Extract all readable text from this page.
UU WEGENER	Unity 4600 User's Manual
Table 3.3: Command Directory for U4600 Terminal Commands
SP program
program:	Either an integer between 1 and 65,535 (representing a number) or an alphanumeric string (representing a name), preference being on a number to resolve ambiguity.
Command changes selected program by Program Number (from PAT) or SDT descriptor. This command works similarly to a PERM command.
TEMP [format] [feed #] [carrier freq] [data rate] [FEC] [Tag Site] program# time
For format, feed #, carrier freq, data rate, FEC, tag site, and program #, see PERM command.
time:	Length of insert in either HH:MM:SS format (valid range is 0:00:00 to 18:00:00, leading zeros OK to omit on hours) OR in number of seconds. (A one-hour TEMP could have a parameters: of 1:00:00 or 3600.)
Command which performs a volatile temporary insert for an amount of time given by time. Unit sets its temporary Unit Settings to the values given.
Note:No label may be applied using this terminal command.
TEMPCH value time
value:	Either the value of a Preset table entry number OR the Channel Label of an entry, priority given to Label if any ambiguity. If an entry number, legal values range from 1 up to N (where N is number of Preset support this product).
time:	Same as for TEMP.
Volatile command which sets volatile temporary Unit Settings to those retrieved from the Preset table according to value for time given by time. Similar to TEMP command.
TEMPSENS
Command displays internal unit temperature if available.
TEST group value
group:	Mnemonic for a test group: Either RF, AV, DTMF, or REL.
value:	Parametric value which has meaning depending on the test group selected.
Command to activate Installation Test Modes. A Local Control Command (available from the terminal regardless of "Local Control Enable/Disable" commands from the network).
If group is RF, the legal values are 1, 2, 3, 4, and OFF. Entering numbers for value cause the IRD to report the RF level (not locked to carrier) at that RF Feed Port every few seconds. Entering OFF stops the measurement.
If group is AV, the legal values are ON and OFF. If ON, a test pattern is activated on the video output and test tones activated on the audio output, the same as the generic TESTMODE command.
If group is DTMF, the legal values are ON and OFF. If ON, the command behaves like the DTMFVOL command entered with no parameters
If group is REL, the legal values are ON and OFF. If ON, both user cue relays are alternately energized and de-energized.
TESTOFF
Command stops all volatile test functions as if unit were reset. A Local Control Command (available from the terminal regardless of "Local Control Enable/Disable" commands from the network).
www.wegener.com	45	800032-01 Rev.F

CHALLENGE —
Within the entries above, report how many lines include "Preset", and keep the answer to the number.

FINISHED TASK —
2